Figure record extracts:
━━━━━━━━━━━━━━━━━━━━

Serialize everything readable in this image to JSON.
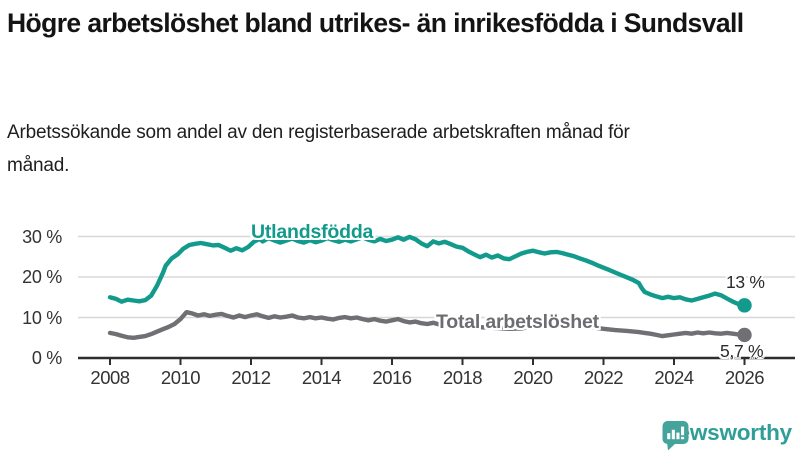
{
  "header": {
    "title": "Högre arbetslöshet bland utrikes- än inrikesfödda i Sundsvall",
    "subtitle": "Arbetssökande som andel av den registerbaserade arbetskraften månad för månad."
  },
  "chart_data": {
    "type": "line",
    "x_axis": {
      "tick_labels": [
        "2008",
        "2010",
        "2012",
        "2014",
        "2016",
        "2018",
        "2020",
        "2022",
        "2024",
        "2026"
      ],
      "ticks": [
        2008,
        2010,
        2012,
        2014,
        2016,
        2018,
        2020,
        2022,
        2024,
        2026
      ],
      "range": [
        2008,
        2026
      ]
    },
    "y_axis": {
      "tick_labels": [
        "0 %",
        "10 %",
        "20 %",
        "30 %"
      ],
      "ticks": [
        0,
        10,
        20,
        30
      ],
      "unit": "%",
      "range": [
        0,
        32
      ]
    },
    "grid": true,
    "colors": {
      "grid": "#d8d8d8",
      "axis": "#2e2e2e",
      "tick_text": "#333333"
    },
    "series": [
      {
        "name": "Utlandsfödda",
        "color": "#129b8d",
        "end_label": "13 %",
        "end_value": 13.0,
        "points": [
          [
            2008.0,
            15.0
          ],
          [
            2008.17,
            14.6
          ],
          [
            2008.33,
            13.9
          ],
          [
            2008.5,
            14.4
          ],
          [
            2008.67,
            14.2
          ],
          [
            2008.83,
            14.0
          ],
          [
            2009.0,
            14.3
          ],
          [
            2009.17,
            15.4
          ],
          [
            2009.33,
            17.8
          ],
          [
            2009.5,
            21.0
          ],
          [
            2009.58,
            22.8
          ],
          [
            2009.75,
            24.6
          ],
          [
            2009.92,
            25.6
          ],
          [
            2010.08,
            27.0
          ],
          [
            2010.25,
            27.9
          ],
          [
            2010.42,
            28.2
          ],
          [
            2010.58,
            28.4
          ],
          [
            2010.75,
            28.1
          ],
          [
            2010.92,
            27.8
          ],
          [
            2011.08,
            27.9
          ],
          [
            2011.25,
            27.2
          ],
          [
            2011.42,
            26.5
          ],
          [
            2011.58,
            27.1
          ],
          [
            2011.75,
            26.6
          ],
          [
            2011.92,
            27.4
          ],
          [
            2012.08,
            28.7
          ],
          [
            2012.25,
            29.4
          ],
          [
            2012.33,
            28.8
          ],
          [
            2012.5,
            29.6
          ],
          [
            2012.67,
            29.0
          ],
          [
            2012.83,
            28.5
          ],
          [
            2013.0,
            29.0
          ],
          [
            2013.17,
            29.5
          ],
          [
            2013.33,
            28.9
          ],
          [
            2013.5,
            28.5
          ],
          [
            2013.67,
            29.1
          ],
          [
            2013.83,
            28.6
          ],
          [
            2014.0,
            29.0
          ],
          [
            2014.17,
            29.6
          ],
          [
            2014.33,
            29.1
          ],
          [
            2014.5,
            28.7
          ],
          [
            2014.67,
            29.2
          ],
          [
            2014.83,
            28.8
          ],
          [
            2015.0,
            29.3
          ],
          [
            2015.17,
            29.8
          ],
          [
            2015.33,
            29.2
          ],
          [
            2015.5,
            28.8
          ],
          [
            2015.67,
            29.4
          ],
          [
            2015.83,
            28.9
          ],
          [
            2016.0,
            29.2
          ],
          [
            2016.17,
            29.8
          ],
          [
            2016.33,
            29.2
          ],
          [
            2016.5,
            29.9
          ],
          [
            2016.67,
            29.3
          ],
          [
            2016.83,
            28.3
          ],
          [
            2017.0,
            27.6
          ],
          [
            2017.17,
            28.8
          ],
          [
            2017.33,
            28.3
          ],
          [
            2017.5,
            28.7
          ],
          [
            2017.67,
            28.1
          ],
          [
            2017.83,
            27.5
          ],
          [
            2018.0,
            27.2
          ],
          [
            2018.17,
            26.3
          ],
          [
            2018.33,
            25.6
          ],
          [
            2018.5,
            24.9
          ],
          [
            2018.67,
            25.5
          ],
          [
            2018.83,
            24.8
          ],
          [
            2019.0,
            25.3
          ],
          [
            2019.17,
            24.6
          ],
          [
            2019.33,
            24.4
          ],
          [
            2019.5,
            25.1
          ],
          [
            2019.67,
            25.8
          ],
          [
            2019.83,
            26.2
          ],
          [
            2020.0,
            26.5
          ],
          [
            2020.17,
            26.1
          ],
          [
            2020.33,
            25.8
          ],
          [
            2020.5,
            26.1
          ],
          [
            2020.67,
            26.2
          ],
          [
            2020.83,
            25.9
          ],
          [
            2021.0,
            25.5
          ],
          [
            2021.17,
            25.1
          ],
          [
            2021.33,
            24.6
          ],
          [
            2021.5,
            24.1
          ],
          [
            2021.67,
            23.5
          ],
          [
            2021.83,
            22.9
          ],
          [
            2022.0,
            22.3
          ],
          [
            2022.17,
            21.7
          ],
          [
            2022.33,
            21.1
          ],
          [
            2022.5,
            20.5
          ],
          [
            2022.67,
            19.9
          ],
          [
            2022.83,
            19.3
          ],
          [
            2023.0,
            18.5
          ],
          [
            2023.08,
            17.3
          ],
          [
            2023.17,
            16.3
          ],
          [
            2023.33,
            15.7
          ],
          [
            2023.5,
            15.2
          ],
          [
            2023.67,
            14.8
          ],
          [
            2023.83,
            15.1
          ],
          [
            2024.0,
            14.8
          ],
          [
            2024.17,
            15.0
          ],
          [
            2024.33,
            14.5
          ],
          [
            2024.5,
            14.2
          ],
          [
            2024.67,
            14.6
          ],
          [
            2024.83,
            15.0
          ],
          [
            2025.0,
            15.4
          ],
          [
            2025.17,
            15.9
          ],
          [
            2025.33,
            15.5
          ],
          [
            2025.5,
            14.7
          ],
          [
            2025.67,
            13.9
          ],
          [
            2025.83,
            13.3
          ],
          [
            2026.0,
            13.0
          ]
        ]
      },
      {
        "name": "Total arbetslöshet",
        "color": "#707074",
        "label_color": "#6d6d71",
        "end_label": "5,7 %",
        "end_value": 5.7,
        "points": [
          [
            2008.0,
            6.2
          ],
          [
            2008.17,
            5.9
          ],
          [
            2008.33,
            5.5
          ],
          [
            2008.5,
            5.1
          ],
          [
            2008.67,
            5.0
          ],
          [
            2008.83,
            5.2
          ],
          [
            2009.0,
            5.4
          ],
          [
            2009.17,
            5.9
          ],
          [
            2009.33,
            6.5
          ],
          [
            2009.5,
            7.1
          ],
          [
            2009.67,
            7.7
          ],
          [
            2009.83,
            8.4
          ],
          [
            2010.0,
            9.6
          ],
          [
            2010.17,
            11.3
          ],
          [
            2010.33,
            11.0
          ],
          [
            2010.5,
            10.5
          ],
          [
            2010.67,
            10.8
          ],
          [
            2010.83,
            10.4
          ],
          [
            2011.0,
            10.7
          ],
          [
            2011.17,
            10.9
          ],
          [
            2011.33,
            10.4
          ],
          [
            2011.5,
            10.0
          ],
          [
            2011.67,
            10.5
          ],
          [
            2011.83,
            10.1
          ],
          [
            2012.0,
            10.5
          ],
          [
            2012.17,
            10.8
          ],
          [
            2012.33,
            10.3
          ],
          [
            2012.5,
            9.9
          ],
          [
            2012.67,
            10.3
          ],
          [
            2012.83,
            10.0
          ],
          [
            2013.0,
            10.2
          ],
          [
            2013.17,
            10.5
          ],
          [
            2013.33,
            10.0
          ],
          [
            2013.5,
            9.8
          ],
          [
            2013.67,
            10.1
          ],
          [
            2013.83,
            9.8
          ],
          [
            2014.0,
            10.0
          ],
          [
            2014.17,
            9.7
          ],
          [
            2014.33,
            9.5
          ],
          [
            2014.5,
            9.9
          ],
          [
            2014.67,
            10.1
          ],
          [
            2014.83,
            9.8
          ],
          [
            2015.0,
            10.0
          ],
          [
            2015.17,
            9.6
          ],
          [
            2015.33,
            9.3
          ],
          [
            2015.5,
            9.6
          ],
          [
            2015.67,
            9.2
          ],
          [
            2015.83,
            9.0
          ],
          [
            2016.0,
            9.3
          ],
          [
            2016.17,
            9.6
          ],
          [
            2016.33,
            9.1
          ],
          [
            2016.5,
            8.8
          ],
          [
            2016.67,
            9.0
          ],
          [
            2016.83,
            8.6
          ],
          [
            2017.0,
            8.4
          ],
          [
            2017.17,
            8.7
          ],
          [
            2017.33,
            8.3
          ],
          [
            2017.5,
            8.1
          ],
          [
            2017.67,
            8.4
          ],
          [
            2017.83,
            8.2
          ],
          [
            2018.0,
            8.0
          ],
          [
            2018.33,
            7.7
          ],
          [
            2018.67,
            7.5
          ],
          [
            2019.0,
            7.4
          ],
          [
            2019.33,
            7.2
          ],
          [
            2019.67,
            7.3
          ],
          [
            2020.0,
            7.8
          ],
          [
            2020.33,
            8.9
          ],
          [
            2020.67,
            8.8
          ],
          [
            2021.0,
            8.4
          ],
          [
            2021.33,
            8.0
          ],
          [
            2021.67,
            7.6
          ],
          [
            2022.0,
            7.2
          ],
          [
            2022.33,
            6.9
          ],
          [
            2022.67,
            6.7
          ],
          [
            2023.0,
            6.4
          ],
          [
            2023.17,
            6.2
          ],
          [
            2023.33,
            6.0
          ],
          [
            2023.5,
            5.7
          ],
          [
            2023.67,
            5.4
          ],
          [
            2023.83,
            5.6
          ],
          [
            2024.0,
            5.8
          ],
          [
            2024.17,
            6.0
          ],
          [
            2024.33,
            6.2
          ],
          [
            2024.5,
            6.0
          ],
          [
            2024.67,
            6.3
          ],
          [
            2024.83,
            6.1
          ],
          [
            2025.0,
            6.3
          ],
          [
            2025.17,
            6.1
          ],
          [
            2025.33,
            6.0
          ],
          [
            2025.5,
            6.2
          ],
          [
            2025.67,
            6.0
          ],
          [
            2025.83,
            5.8
          ],
          [
            2026.0,
            5.7
          ]
        ]
      }
    ]
  },
  "footer": {
    "brand": "Newsworthy",
    "brand_color": "#2f9e97",
    "icon": "bar-chart-speech-bubble-icon",
    "icon_color": "#44a49c"
  }
}
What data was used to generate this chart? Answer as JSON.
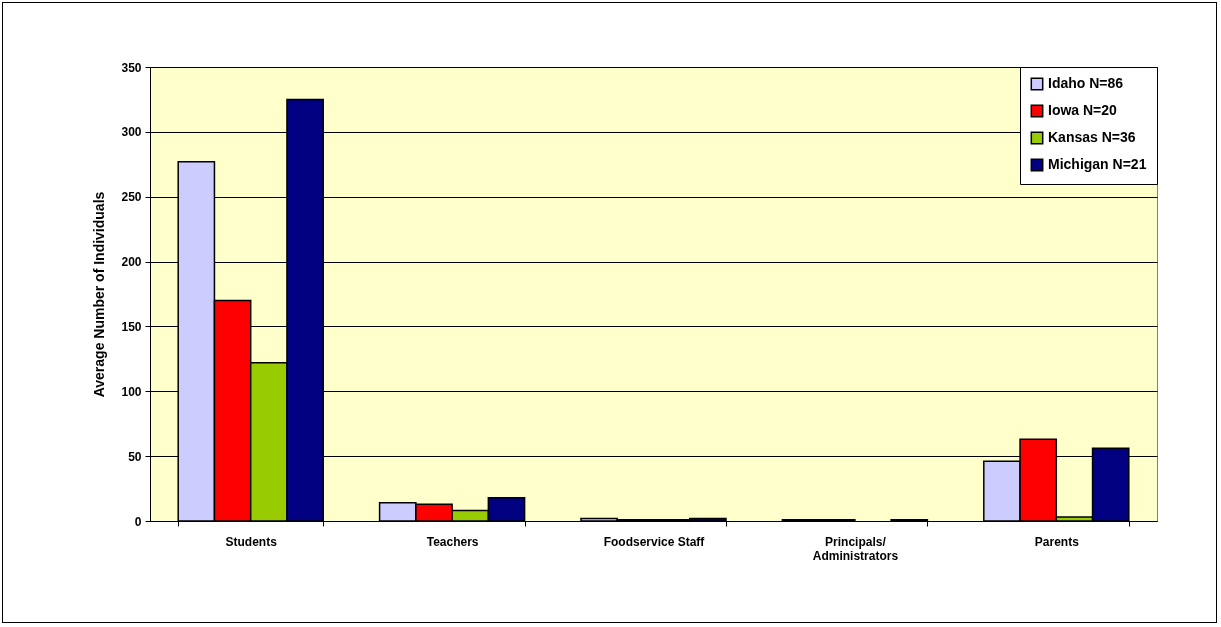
{
  "chart_data": {
    "type": "bar",
    "ylabel": "Average Number of Individuals",
    "categories": [
      "Students",
      "Teachers",
      "Foodservice Staff",
      "Principals/ Administrators",
      "Parents"
    ],
    "series": [
      {
        "name": "Idaho N=86",
        "color": "#ccccff",
        "values": [
          277,
          14,
          2,
          1,
          46
        ]
      },
      {
        "name": "Iowa N=20",
        "color": "#ff0000",
        "values": [
          170,
          13,
          1,
          1,
          63
        ]
      },
      {
        "name": "Kansas N=36",
        "color": "#99cc00",
        "values": [
          122,
          8,
          1,
          null,
          3
        ]
      },
      {
        "name": "Michigan N=21",
        "color": "#000080",
        "values": [
          325,
          18,
          2,
          1,
          56
        ]
      }
    ],
    "ylim": [
      0,
      350
    ],
    "yticks": [
      0,
      50,
      100,
      150,
      200,
      250,
      300,
      350
    ],
    "grid": "y",
    "legend": "top right"
  }
}
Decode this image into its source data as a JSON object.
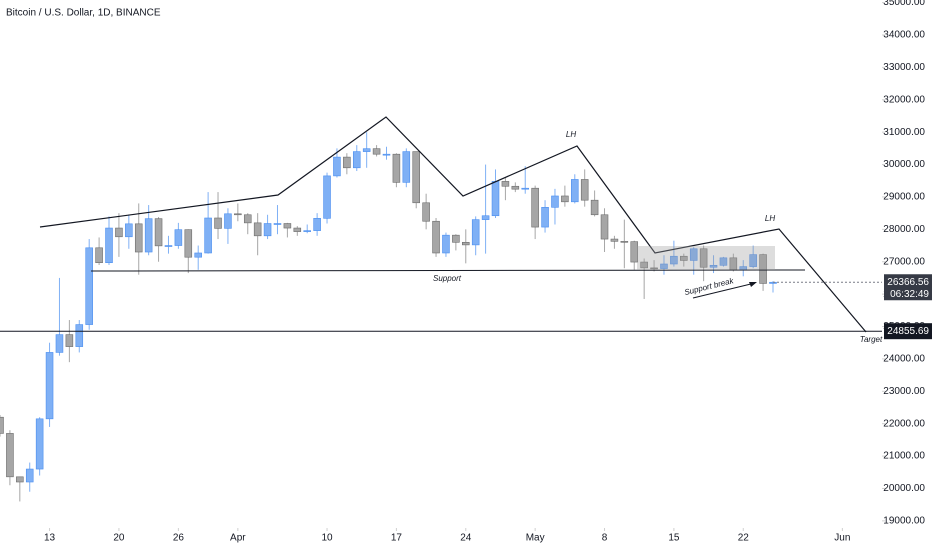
{
  "chart_data": {
    "type": "candlestick",
    "title": "Bitcoin / U.S. Dollar, 1D, BINANCE",
    "x": [
      "Mar 8",
      "Mar 9",
      "Mar 10",
      "Mar 11",
      "Mar 12",
      "Mar 13",
      "Mar 14",
      "Mar 15",
      "Mar 16",
      "Mar 17",
      "Mar 18",
      "Mar 19",
      "Mar 20",
      "Mar 21",
      "Mar 22",
      "Mar 23",
      "Mar 24",
      "Mar 25",
      "Mar 26",
      "Mar 27",
      "Mar 28",
      "Mar 29",
      "Mar 30",
      "Mar 31",
      "Apr 1",
      "Apr 2",
      "Apr 3",
      "Apr 4",
      "Apr 5",
      "Apr 6",
      "Apr 7",
      "Apr 8",
      "Apr 9",
      "Apr 10",
      "Apr 11",
      "Apr 12",
      "Apr 13",
      "Apr 14",
      "Apr 15",
      "Apr 16",
      "Apr 17",
      "Apr 18",
      "Apr 19",
      "Apr 20",
      "Apr 21",
      "Apr 22",
      "Apr 23",
      "Apr 24",
      "Apr 25",
      "Apr 26",
      "Apr 27",
      "Apr 28",
      "Apr 29",
      "Apr 30",
      "May 1",
      "May 2",
      "May 3",
      "May 4",
      "May 5",
      "May 6",
      "May 7",
      "May 8",
      "May 9",
      "May 10",
      "May 11",
      "May 12",
      "May 13",
      "May 14",
      "May 15",
      "May 16",
      "May 17",
      "May 18",
      "May 19",
      "May 20",
      "May 21",
      "May 22",
      "May 23",
      "May 24",
      "May 25",
      "May 26",
      "May 27",
      "May 28",
      "May 29",
      "May 30",
      "May 31",
      "Jun 1",
      "Jun 2",
      "Jun 3",
      "Jun 4"
    ],
    "open": [
      22200,
      21700,
      20360,
      20200,
      20600,
      22150,
      24200,
      24750,
      24380,
      25060,
      27430,
      26970,
      28040,
      27770,
      28170,
      27300,
      28330,
      27490,
      27500,
      27990,
      27140,
      27270,
      28350,
      28030,
      28480,
      28450,
      28200,
      27800,
      28180,
      28180,
      28040,
      27930,
      27960,
      28340,
      29650,
      30230,
      29900,
      30400,
      30490,
      30320,
      30320,
      29450,
      30400,
      28820,
      28250,
      27270,
      27820,
      27600,
      27520,
      28300,
      28420,
      29480,
      29330,
      29240,
      29270,
      28070,
      28680,
      29030,
      28850,
      29540,
      28900,
      28450,
      27700,
      27630,
      27620,
      26990,
      26810,
      26790,
      26930,
      27170,
      27040,
      27400,
      26830,
      26890,
      27120,
      26750,
      26850,
      27220,
      26330,
      null,
      null,
      null,
      null,
      null,
      null,
      null,
      null,
      null,
      null
    ],
    "high": [
      22270,
      21800,
      20370,
      20800,
      22200,
      24500,
      26500,
      25200,
      25200,
      27700,
      27750,
      28400,
      28500,
      28450,
      28800,
      28750,
      28380,
      27800,
      28200,
      28000,
      27500,
      29150,
      29150,
      28650,
      28800,
      28500,
      28500,
      28450,
      28750,
      28200,
      28100,
      28150,
      28500,
      29750,
      30500,
      30350,
      30600,
      31000,
      30600,
      30550,
      30350,
      30500,
      30400,
      29100,
      28350,
      27900,
      27850,
      28000,
      28400,
      30000,
      29850,
      29600,
      29450,
      29950,
      29350,
      28900,
      29250,
      29350,
      29700,
      29850,
      29200,
      28650,
      27800,
      28300,
      27650,
      27100,
      27050,
      27200,
      27650,
      27250,
      27450,
      27500,
      27200,
      27150,
      27250,
      27050,
      27500,
      27250,
      26400,
      null,
      null,
      null,
      null,
      null,
      null,
      null,
      null,
      null,
      null
    ],
    "low": [
      21600,
      20100,
      19600,
      19900,
      20400,
      21900,
      24100,
      23900,
      24200,
      24900,
      26900,
      26900,
      27150,
      27400,
      26600,
      27200,
      27000,
      27250,
      27400,
      26650,
      26750,
      27250,
      27700,
      27550,
      28250,
      27850,
      27200,
      27700,
      27850,
      27750,
      27800,
      27880,
      27800,
      28180,
      29600,
      29700,
      29800,
      29900,
      30250,
      30150,
      29300,
      29300,
      28650,
      28000,
      27150,
      27150,
      27350,
      26950,
      27200,
      27250,
      28350,
      28900,
      29150,
      29100,
      27700,
      27900,
      28150,
      28700,
      28800,
      28700,
      28400,
      27300,
      27400,
      26800,
      26750,
      25850,
      26700,
      26600,
      26850,
      26850,
      26600,
      26400,
      26650,
      26850,
      26700,
      26550,
      26800,
      26100,
      26050,
      null,
      null,
      null,
      null,
      null,
      null,
      null,
      null,
      null,
      null
    ],
    "close": [
      21700,
      20360,
      20200,
      20600,
      22150,
      24200,
      24750,
      24380,
      25060,
      27430,
      26970,
      28040,
      27770,
      28170,
      27300,
      28330,
      27490,
      27500,
      27990,
      27140,
      27270,
      28350,
      28030,
      28480,
      28450,
      28200,
      27800,
      28180,
      28180,
      28040,
      27930,
      27960,
      28340,
      29650,
      30230,
      29900,
      30400,
      30490,
      30320,
      30320,
      29450,
      30400,
      28820,
      28250,
      27270,
      27820,
      27600,
      27520,
      28300,
      28420,
      29480,
      29330,
      29240,
      29270,
      28070,
      28680,
      29030,
      28850,
      29540,
      28900,
      28450,
      27700,
      27630,
      27620,
      26990,
      26810,
      26790,
      26930,
      27170,
      27040,
      27400,
      26830,
      26890,
      27120,
      26750,
      26850,
      27220,
      26330,
      26366.56,
      null,
      null,
      null,
      null,
      null,
      null,
      null,
      null,
      null,
      null
    ],
    "up_color": "#7fb0f5",
    "down_color": "#a6a6a6",
    "ylim": [
      18780,
      35080
    ],
    "yticks": [
      {
        "value": 19000,
        "label": "19000.00"
      },
      {
        "value": 20000,
        "label": "20000.00"
      },
      {
        "value": 21000,
        "label": "21000.00"
      },
      {
        "value": 22000,
        "label": "22000.00"
      },
      {
        "value": 23000,
        "label": "23000.00"
      },
      {
        "value": 24000,
        "label": "24000.00"
      },
      {
        "value": 25000,
        "label": "25000.00"
      },
      {
        "value": 26000,
        "label": "26000.00"
      },
      {
        "value": 27000,
        "label": "27000.00"
      },
      {
        "value": 28000,
        "label": "28000.00"
      },
      {
        "value": 29000,
        "label": "29000.00"
      },
      {
        "value": 30000,
        "label": "30000.00"
      },
      {
        "value": 31000,
        "label": "31000.00"
      },
      {
        "value": 32000,
        "label": "32000.00"
      },
      {
        "value": 33000,
        "label": "33000.00"
      },
      {
        "value": 34000,
        "label": "34000.00"
      },
      {
        "value": 35000,
        "label": "35000.00"
      }
    ],
    "xticks": [
      {
        "value": "Mar 13",
        "label": "13"
      },
      {
        "value": "Mar 20",
        "label": "20"
      },
      {
        "value": "Mar 26",
        "label": "26"
      },
      {
        "value": "Apr 1",
        "label": "Apr"
      },
      {
        "value": "Apr 10",
        "label": "10"
      },
      {
        "value": "Apr 17",
        "label": "17"
      },
      {
        "value": "Apr 24",
        "label": "24"
      },
      {
        "value": "May 1",
        "label": "May"
      },
      {
        "value": "May 8",
        "label": "8"
      },
      {
        "value": "May 15",
        "label": "15"
      },
      {
        "value": "May 22",
        "label": "22"
      },
      {
        "value": "Jun 1",
        "label": "Jun"
      }
    ],
    "target_price": 24855.69,
    "countdown": "06:32:49",
    "annotations": [
      "Support",
      "Support break",
      "LH",
      "LH",
      "Target"
    ]
  }
}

━━━━━━━━━━━━━━━━━━━━

**Task statement**
Reply with one number: the count of lines in the entries that include the word "name".

**Full solution**
6